Copy all lines that contain the word "Find".

THE DATA —
>> START

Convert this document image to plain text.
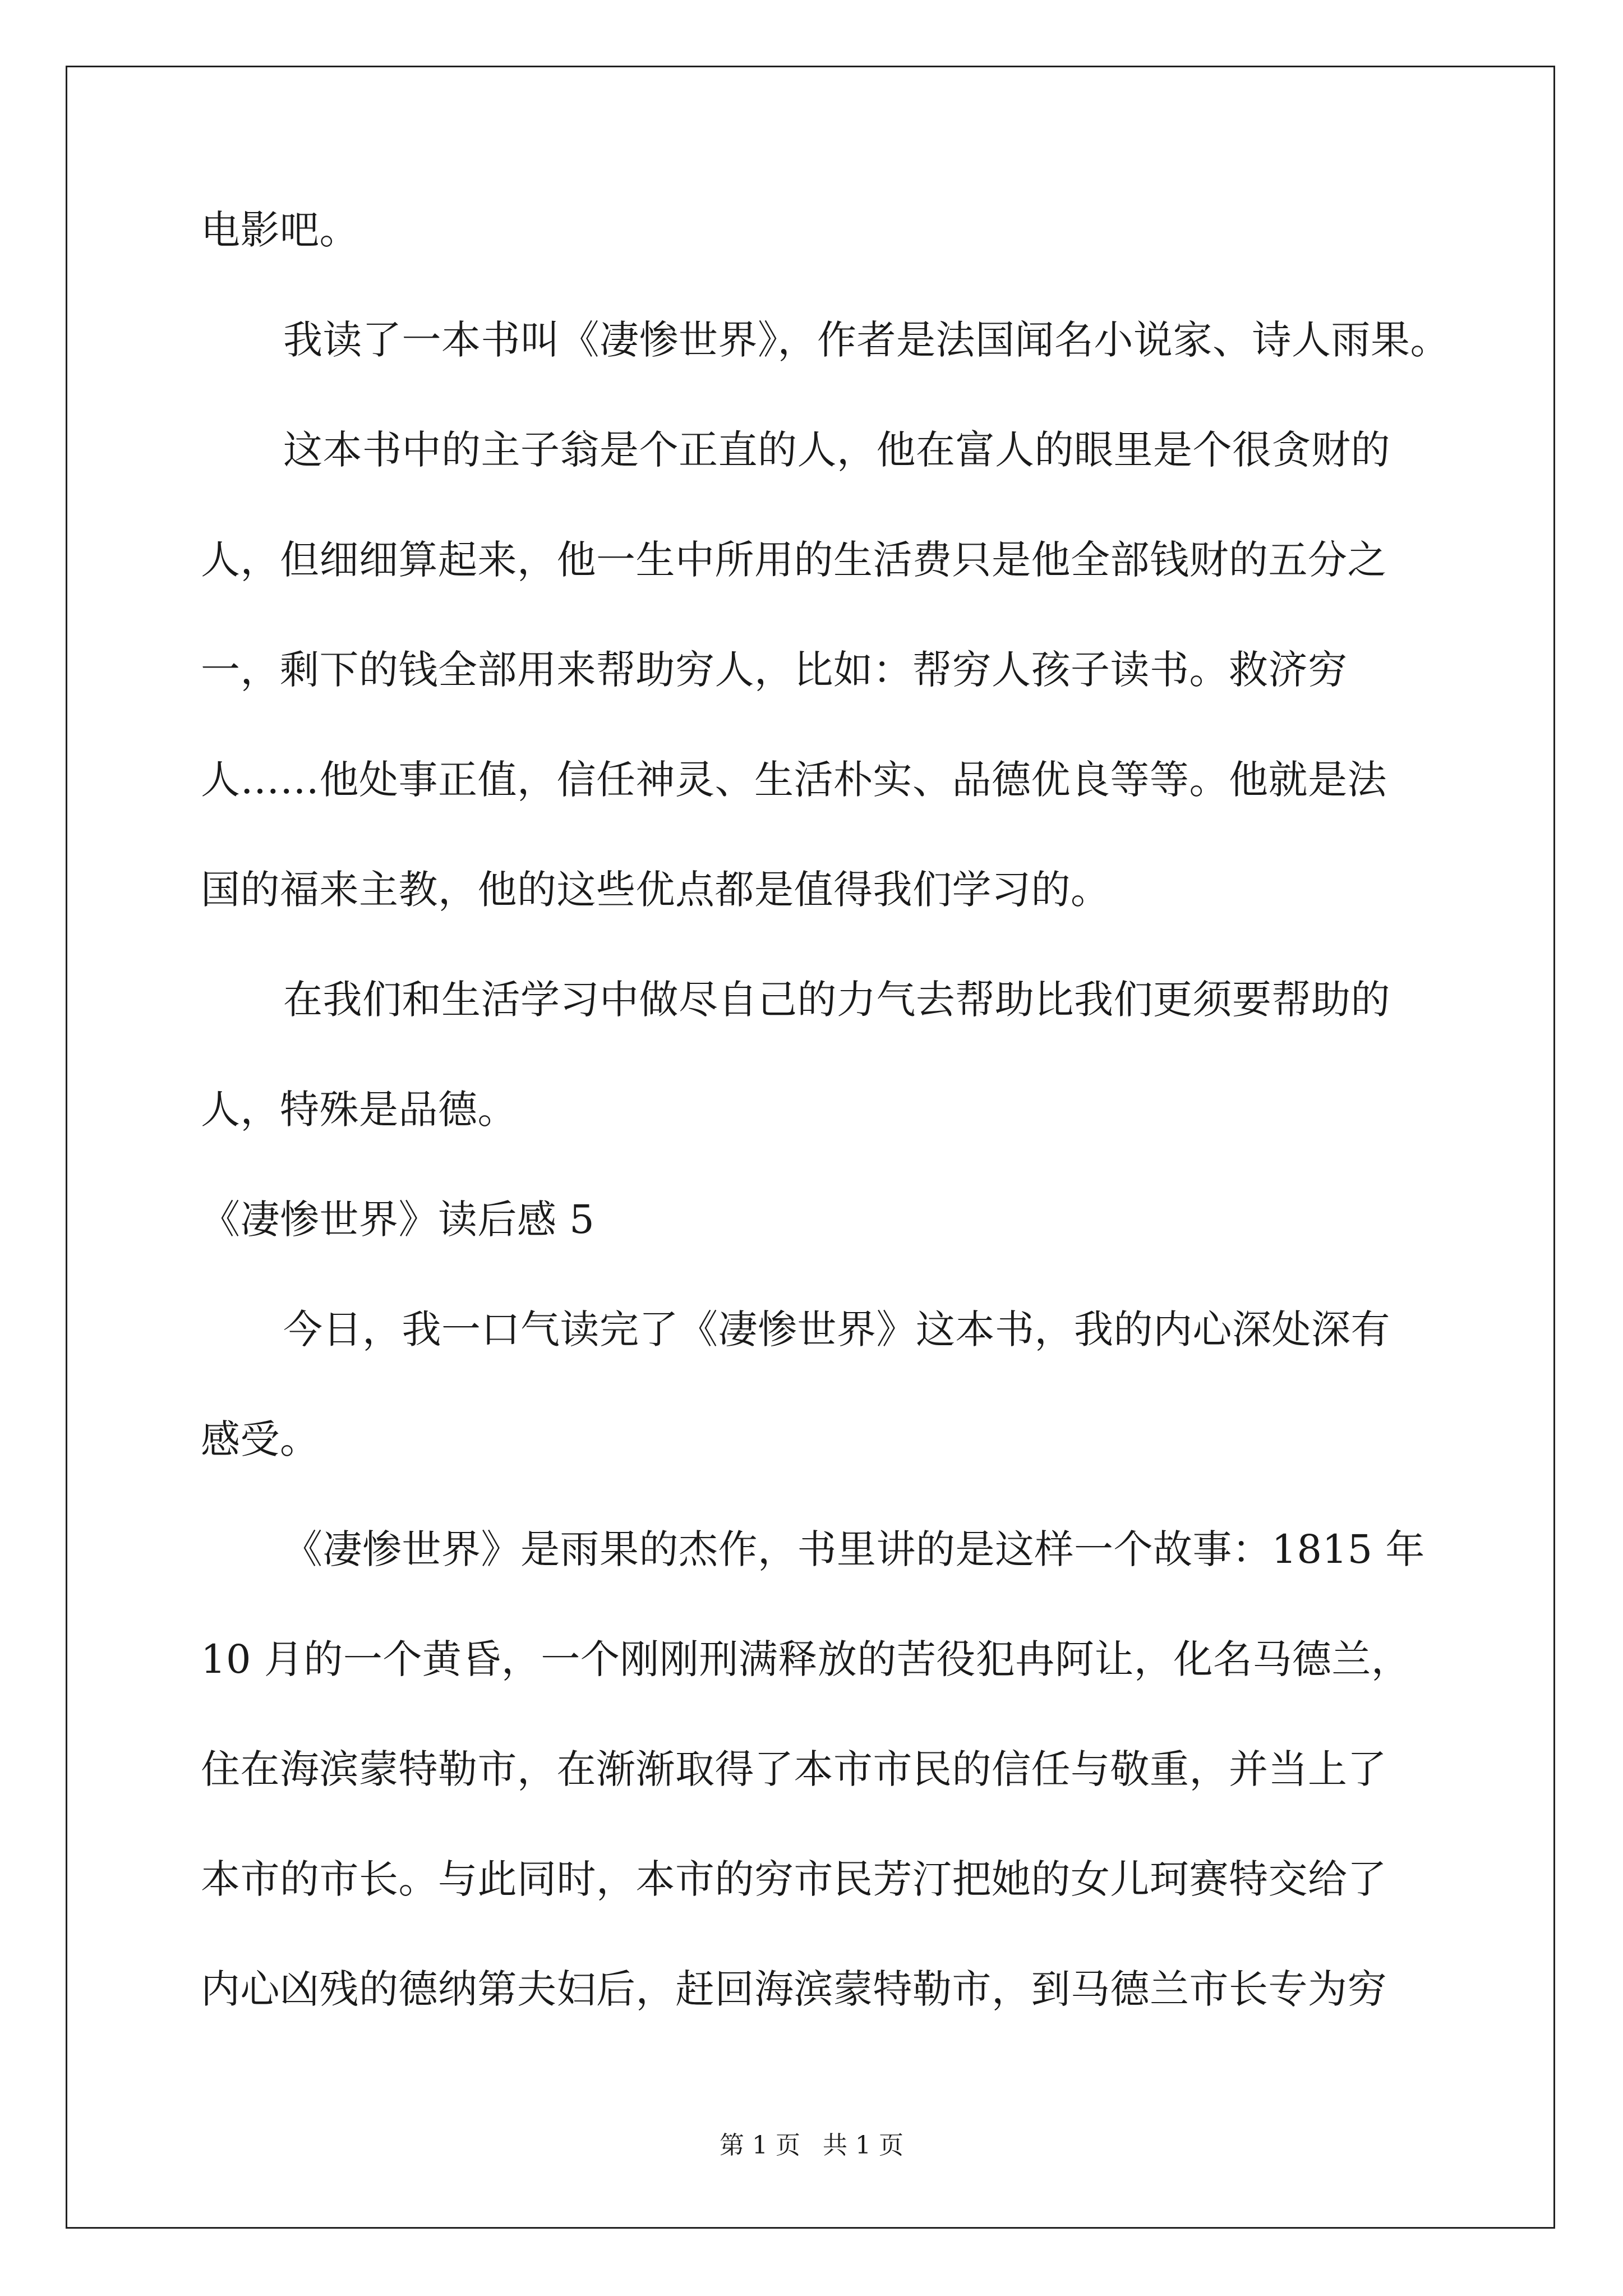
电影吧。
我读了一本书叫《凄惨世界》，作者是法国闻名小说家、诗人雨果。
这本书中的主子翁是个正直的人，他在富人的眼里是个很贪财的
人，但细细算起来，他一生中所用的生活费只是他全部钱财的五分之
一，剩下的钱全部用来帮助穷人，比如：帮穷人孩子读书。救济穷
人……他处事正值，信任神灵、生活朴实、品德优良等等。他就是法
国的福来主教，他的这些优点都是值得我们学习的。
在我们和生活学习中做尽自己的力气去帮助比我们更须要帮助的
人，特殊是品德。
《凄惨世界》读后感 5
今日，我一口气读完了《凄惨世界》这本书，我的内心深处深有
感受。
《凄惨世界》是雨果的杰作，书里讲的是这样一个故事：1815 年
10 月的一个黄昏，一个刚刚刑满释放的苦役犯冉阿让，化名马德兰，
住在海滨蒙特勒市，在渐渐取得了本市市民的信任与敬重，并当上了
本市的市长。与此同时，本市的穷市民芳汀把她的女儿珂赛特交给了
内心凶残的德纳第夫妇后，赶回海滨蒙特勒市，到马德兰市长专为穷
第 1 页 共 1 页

>> END
>> START

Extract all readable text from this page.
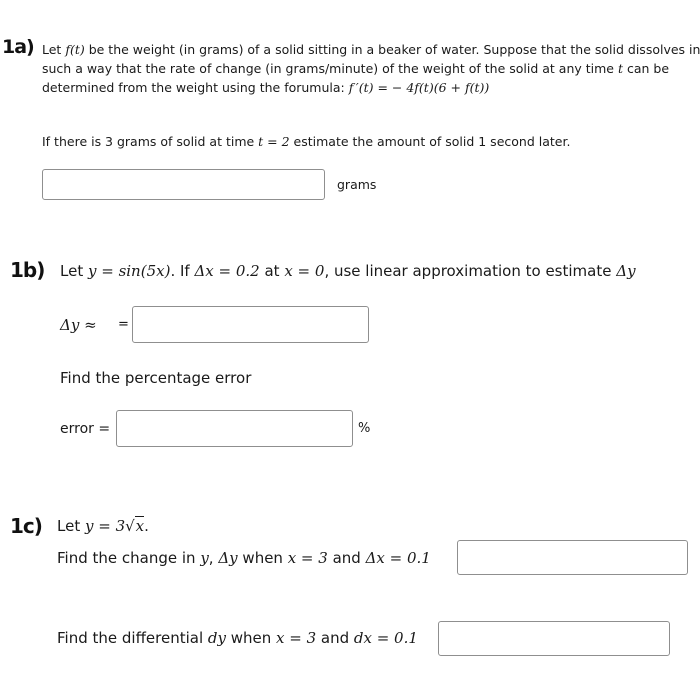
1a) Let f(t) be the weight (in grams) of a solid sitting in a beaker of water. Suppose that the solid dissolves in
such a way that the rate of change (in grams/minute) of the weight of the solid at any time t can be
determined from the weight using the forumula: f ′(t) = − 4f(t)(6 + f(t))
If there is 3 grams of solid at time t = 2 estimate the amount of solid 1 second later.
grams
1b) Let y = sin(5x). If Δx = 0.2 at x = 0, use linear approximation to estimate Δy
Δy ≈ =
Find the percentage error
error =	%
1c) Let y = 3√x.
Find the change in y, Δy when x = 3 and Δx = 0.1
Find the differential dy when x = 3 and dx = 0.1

>> END

PROBLEM SOLUTION —
Find the percentage error
Find the change in y, Δy when x = 3 and Δx = 0.1
Find the differential dy when x = 3 and dx = 0.1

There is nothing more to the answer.